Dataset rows
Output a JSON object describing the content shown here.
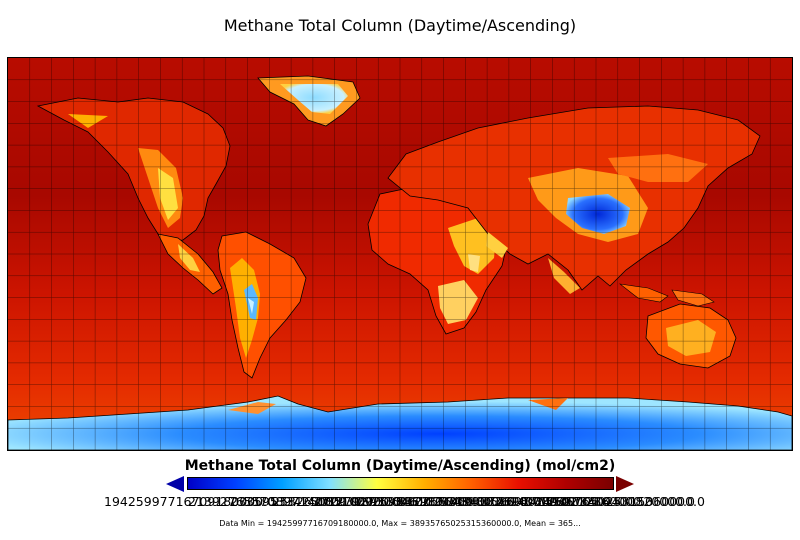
{
  "title": "Methane Total Column (Daytime/Ascending)",
  "colorbar": {
    "label": "Methane Total Column (Daytime/Ascending) (mol/cm2)",
    "ticks": [
      "19425997716709180000.0",
      "21392765570897140000.0",
      "23359533425085100000.0",
      "25326301279273060000.0",
      "27293069133461020000.0",
      "29259836987648980000.0",
      "31226604841836940000.0",
      "33193372696024900000.0",
      "35160140550212860000.0",
      "37126908404400820000.0",
      "38935765025315360000.0"
    ],
    "colors": {
      "under": "#0000a8",
      "over": "#7a0000",
      "stops": [
        "#0000c8",
        "#0040ff",
        "#00a0ff",
        "#80e0ff",
        "#ffff40",
        "#ffb000",
        "#ff6000",
        "#e81000",
        "#b00000",
        "#7a0000"
      ]
    }
  },
  "stats_text": "Data Min = 19425997716709180000.0, Max = 38935765025315360000.0, Mean = 365...",
  "map": {
    "ocean_color": "#cc1a00",
    "grid": "10-degree lat/lon graticule",
    "regions": {
      "north_america": "north-america",
      "south_america": "south-america",
      "greenland": "greenland",
      "africa": "africa",
      "eurasia": "eurasia",
      "tibet_low": "tibetan-plateau-low",
      "australia": "australia",
      "antarctica": "antarctica"
    }
  }
}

PROBLEM STATEMENT: The material above must be printed exactly, with its pictures left out.

FINAL RESULT:
Output a JSON object describing the content shown here.
{
  "title": "Methane Total Column (Daytime/Ascending)",
  "colorbar": {
    "label": "Methane Total Column (Daytime/Ascending) (mol/cm2)",
    "ticks": [
      "19425997716709180000.0",
      "21392765570897140000.0",
      "23359533425085100000.0",
      "25326301279273060000.0",
      "27293069133461020000.0",
      "29259836987648980000.0",
      "31226604841836940000.0",
      "33193372696024900000.0",
      "35160140550212860000.0",
      "37126908404400820000.0",
      "38935765025315360000.0"
    ],
    "colors": {
      "under": "#0000a8",
      "over": "#7a0000",
      "stops": [
        "#0000c8",
        "#0040ff",
        "#00a0ff",
        "#80e0ff",
        "#ffff40",
        "#ffb000",
        "#ff6000",
        "#e81000",
        "#b00000",
        "#7a0000"
      ]
    }
  },
  "stats_text": "Data Min = 19425997716709180000.0, Max = 38935765025315360000.0, Mean = 365...",
  "map": {
    "ocean_color": "#cc1a00",
    "grid": "10-degree lat/lon graticule",
    "regions": {
      "north_america": "north-america",
      "south_america": "south-america",
      "greenland": "greenland",
      "africa": "africa",
      "eurasia": "eurasia",
      "tibet_low": "tibetan-plateau-low",
      "australia": "australia",
      "antarctica": "antarctica"
    }
  }
}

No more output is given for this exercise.